> _Provided passage_:
================================

Historian Richard Barber wrote:

The Templar-Grail myth ... is at the heart of the most notorious of all the Grail pseudo-histories, The Holy Blood and The Holy Grail, which is a classic example of the conspiracy theory of history ... It is essentially a text which proceeds by innuendo, not by refutable scholarly debate ... Essentially, the whole argument is an ingeniously constructed series of suppositions combined with forced readings of such tangible facts as are offered.[9]

In 2005, Tony Robinson narrated The Real Da Vinci Code, shown on Channel 4, a critical evaluation of the main arguments of Baigent, Leigh and Lincoln (and subsequently Dan Brown). The programme included lengthy interviews with many of the protagonists. Arnaud de Sède, son of Gérard de Sède, stated categorically that his father and Plantard had made up the existence of a 1,000-year-old Priory of Sion, and described the story as "piffle."[21] The programme concluded that, in the opinion of the presenter and researchers, the claims of Holy Blood were based on little more than a series of guesses.

Despite the "Priory of Sion mysteries" having been exhaustively debunked by journalists and scholars as France's greatest 20th-century literary hoax,[22][23][24] some commentators express concern that the proliferation and popularity of pseudohistorical books, websites and films inspired by the Priory of Sion hoax contribute to the problem of unfounded conspiracy theories becoming mainstream;[25] while others are troubled by how these works romanticize the reactionary ideologies of the far right.[26]

Quoting Robert McCrum, literary editor of The Observer newspaper, about The Holy Blood and the Holy Grail:

There is something called historical evidence – there is something called the historical method – and if you look around the shelves of bookshops there is a lot of history being published, and people mistake this type of history for the real thing. These kinds of books do appeal to an enormous audience who believe them to be 'history', but actually they aren't history, they are a kind of parody of history. Alas, though, I think that one has to say that this is the direction that history is going today...[27]

Influence and similarities

[edit]

The Da Vinci Code

[edit]

The 2003 conspiracy fiction novel The Da Vinci Code by Dan Brown makes reference to this book, also liberally using most of the above claims as key plot elements.[11] In 2005, Baigent and Leigh unsuccessfully sued Brown's publisher, Random House, for plagiarism, on the grounds that Brown's book makes extensive use of their research and that one of the characters is named Leigh, has a surname (Teabing) which is an anagram of Baigent, and has a physical description strongly resembling Henry Lincoln. In his novel, Brown also mentions Holy Blood, Holy Grail as an acclaimed international bestseller,[28] and claims it as the major contributor to his hypothesis. Perhaps as a result of this mention, Baigent and Leigh sued Dan Brown for copyright infringement. They claimed that the central framework of their plot had been stolen for the writing of The Da Vinci Code. The claim was rejected by High Court Judge Peter Smith on April 6, 2006, who ruled that "their argument was vague and shifted course during the trial and was always based on a weak foundation." It was found that the publicity of the trial had significantly boosted sales of Holy Blood (according to figures provided by Nielsen BookScan and The Bookseller).[29] The court ruled that, in effect, because it was published as a work of alleged history, its premises legally could be freely interpreted in any subsequent fictional work without any copyright infringement.

================================

> _Data lines_:
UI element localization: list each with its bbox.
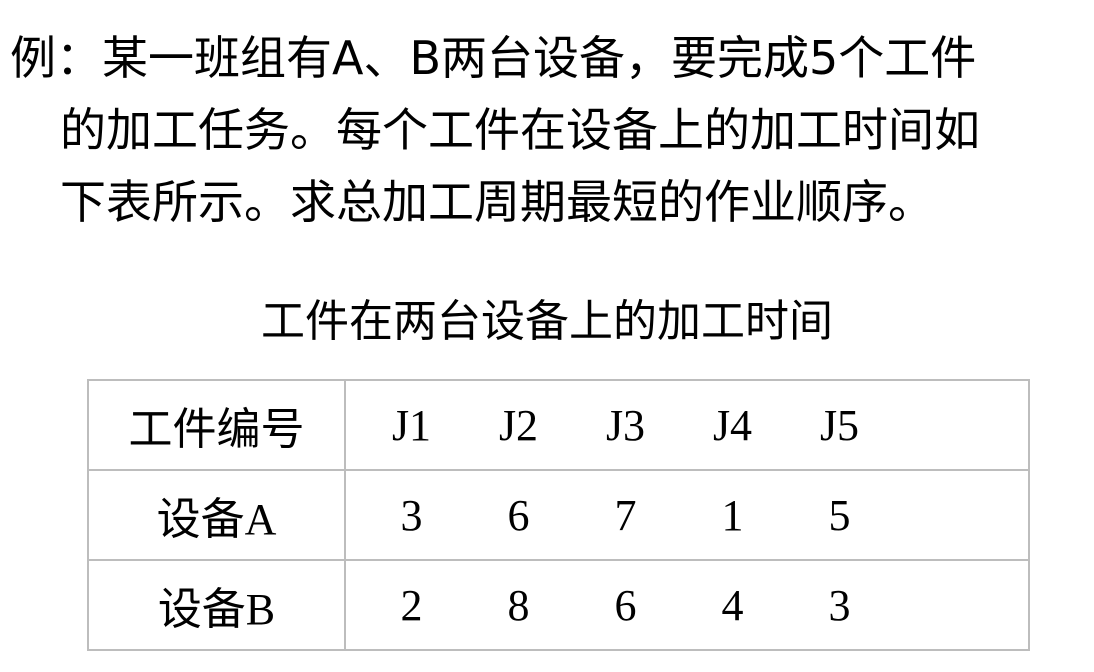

================================

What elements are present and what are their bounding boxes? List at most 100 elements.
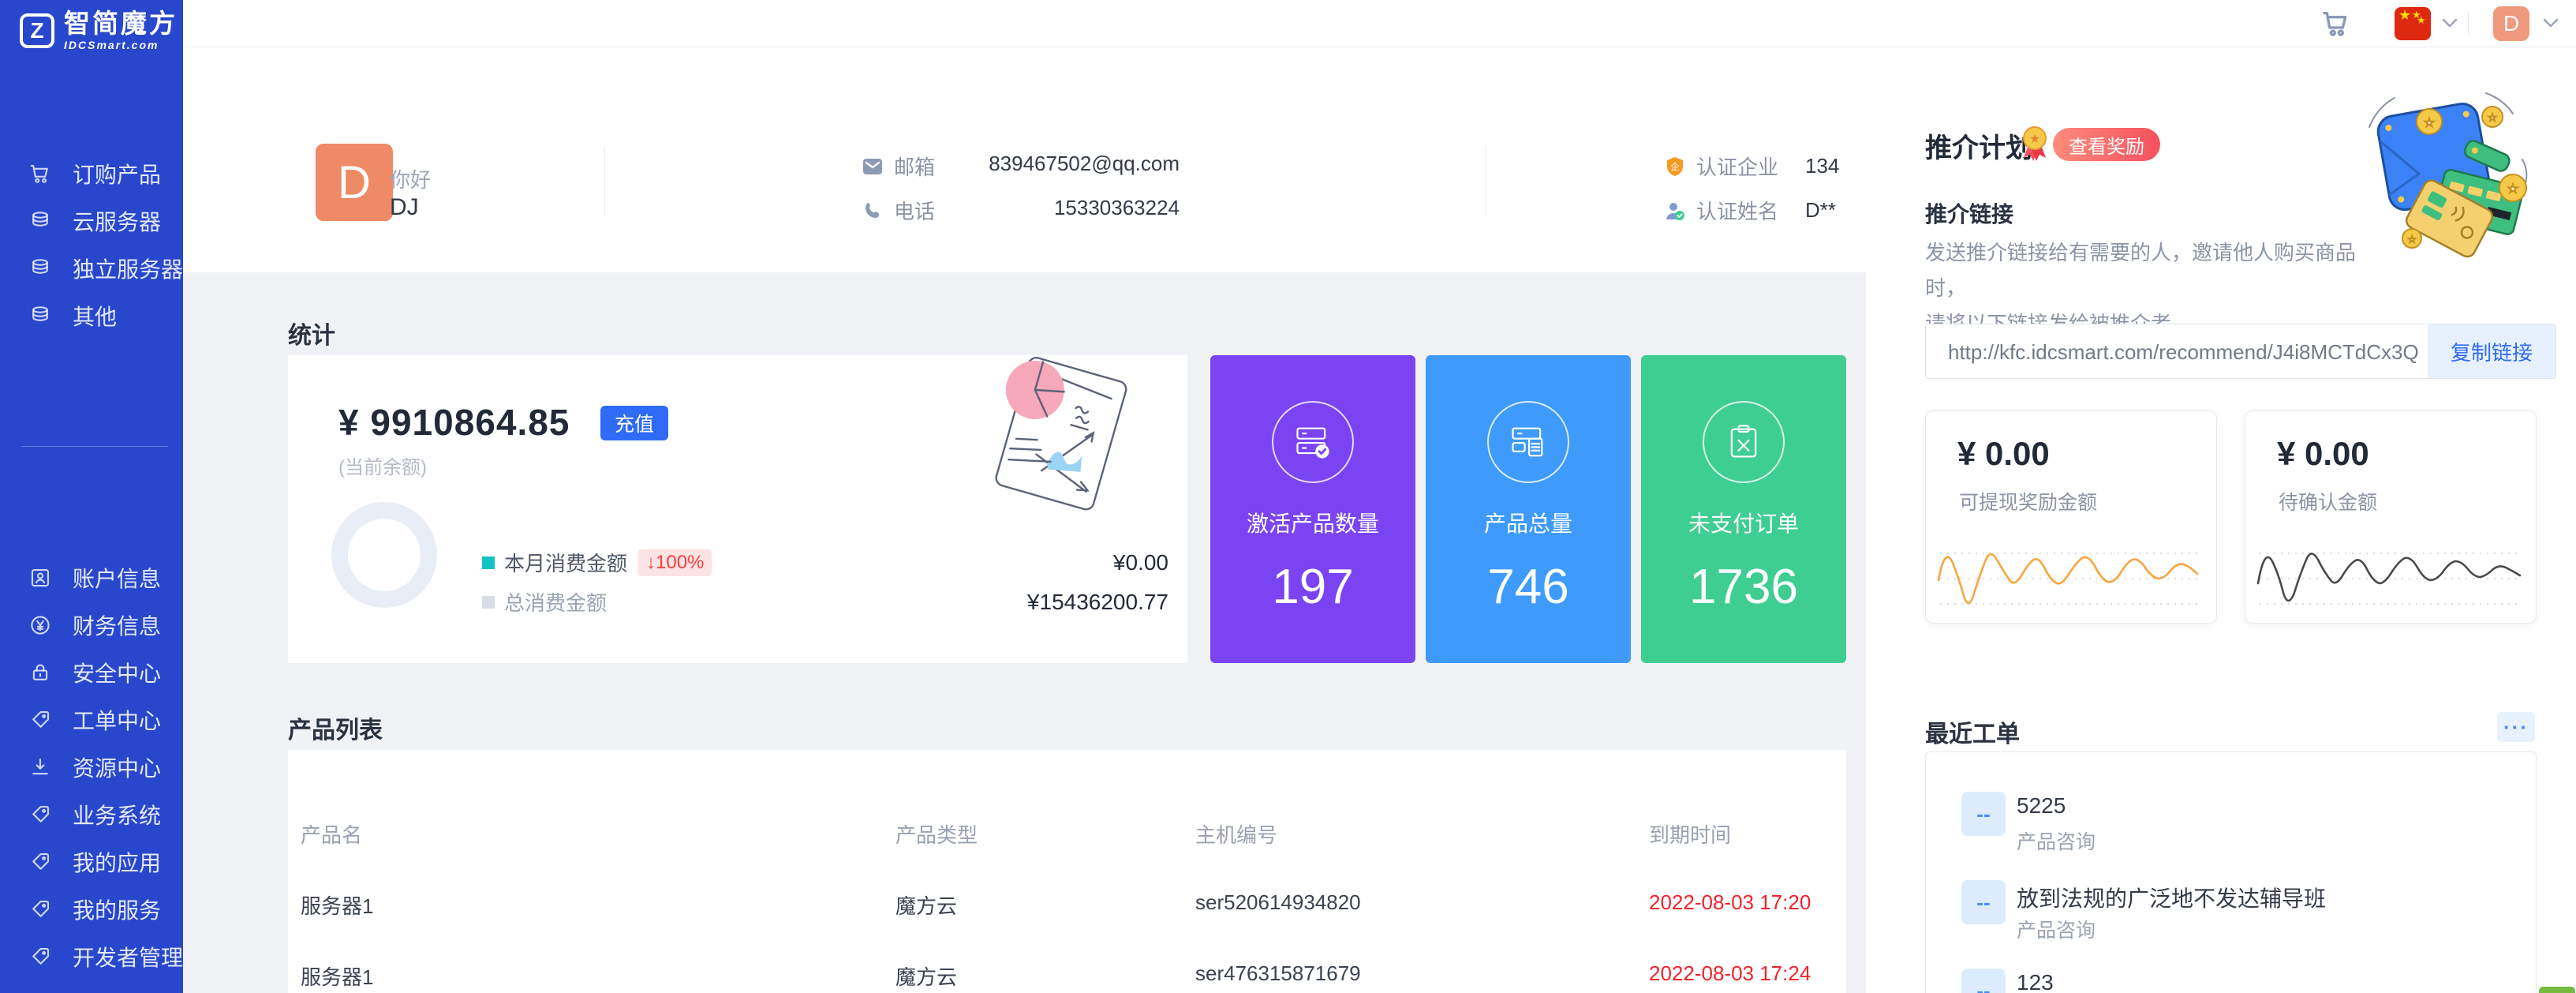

================================

> _Goal of the exercise_: In the passage about The Holy Blood and The Holy Grail, which judge rejected the copyright claim against Dan Brown, and on what date?

> _Reply_: High Court Judge Peter Smith, on April 6, 2006.